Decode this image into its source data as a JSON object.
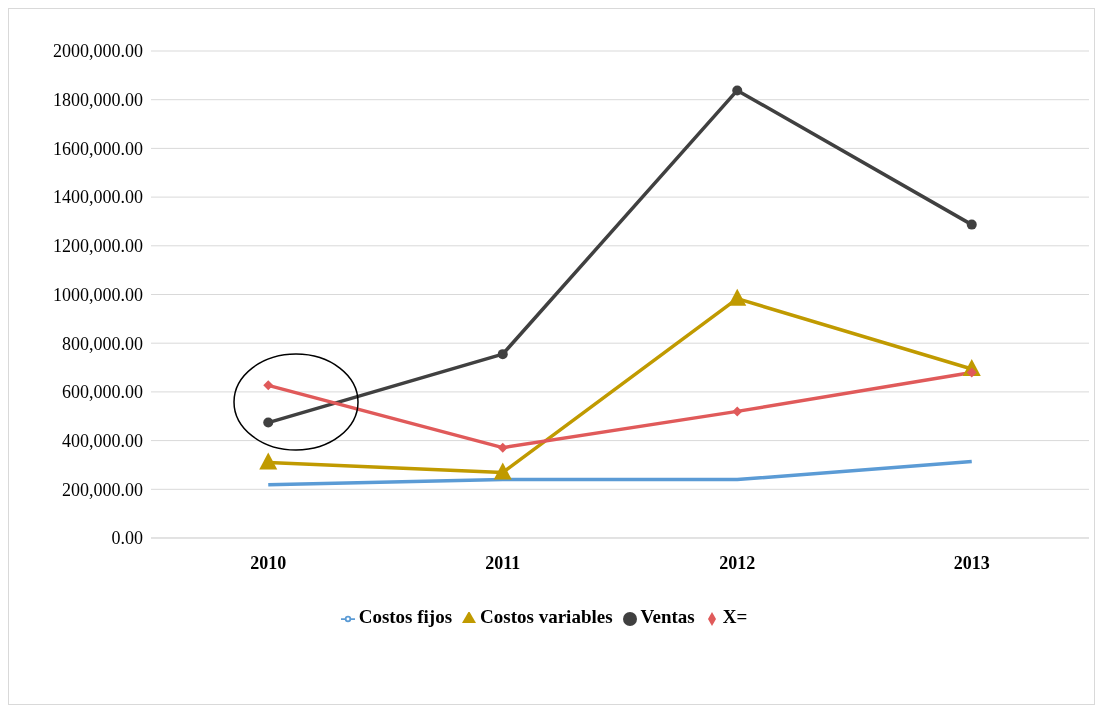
{
  "chart_data": {
    "type": "line",
    "categories": [
      "2010",
      "2011",
      "2012",
      "2013"
    ],
    "series": [
      {
        "name": "Costos fijos",
        "color": "#5b9bd5",
        "marker": "none",
        "values": [
          219000,
          240000,
          240000,
          314000
        ]
      },
      {
        "name": "Costos variables",
        "color": "#c09a00",
        "marker": "triangle",
        "values": [
          310000,
          269000,
          983000,
          694000
        ]
      },
      {
        "name": "Ventas",
        "color": "#404040",
        "marker": "circle",
        "values": [
          474000,
          755000,
          1838000,
          1287000
        ]
      },
      {
        "name": "X=",
        "color": "#e05a5a",
        "marker": "diamond",
        "values": [
          627000,
          371000,
          520000,
          680000
        ]
      }
    ],
    "ylim": [
      0,
      2000000
    ],
    "yticks": [
      {
        "value": 0,
        "label": "0.00"
      },
      {
        "value": 200000,
        "label": "200,000.00"
      },
      {
        "value": 400000,
        "label": "400,000.00"
      },
      {
        "value": 600000,
        "label": "600,000.00"
      },
      {
        "value": 800000,
        "label": "800,000.00"
      },
      {
        "value": 1000000,
        "label": "1000,000.00"
      },
      {
        "value": 1200000,
        "label": "1200,000.00"
      },
      {
        "value": 1400000,
        "label": "1400,000.00"
      },
      {
        "value": 1600000,
        "label": "1600,000.00"
      },
      {
        "value": 1800000,
        "label": "1800,000.00"
      },
      {
        "value": 2000000,
        "label": "2000,000.00"
      }
    ],
    "grid": "y",
    "legend": "bottom",
    "line_style": "solid"
  }
}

● Set problem:
Look over the listing above. Pick out and copy every line that includes "color".

● Correct result:
        "color": "#5b9bd5",
        "color": "#c09a00",
        "color": "#404040",
        "color": "#e05a5a",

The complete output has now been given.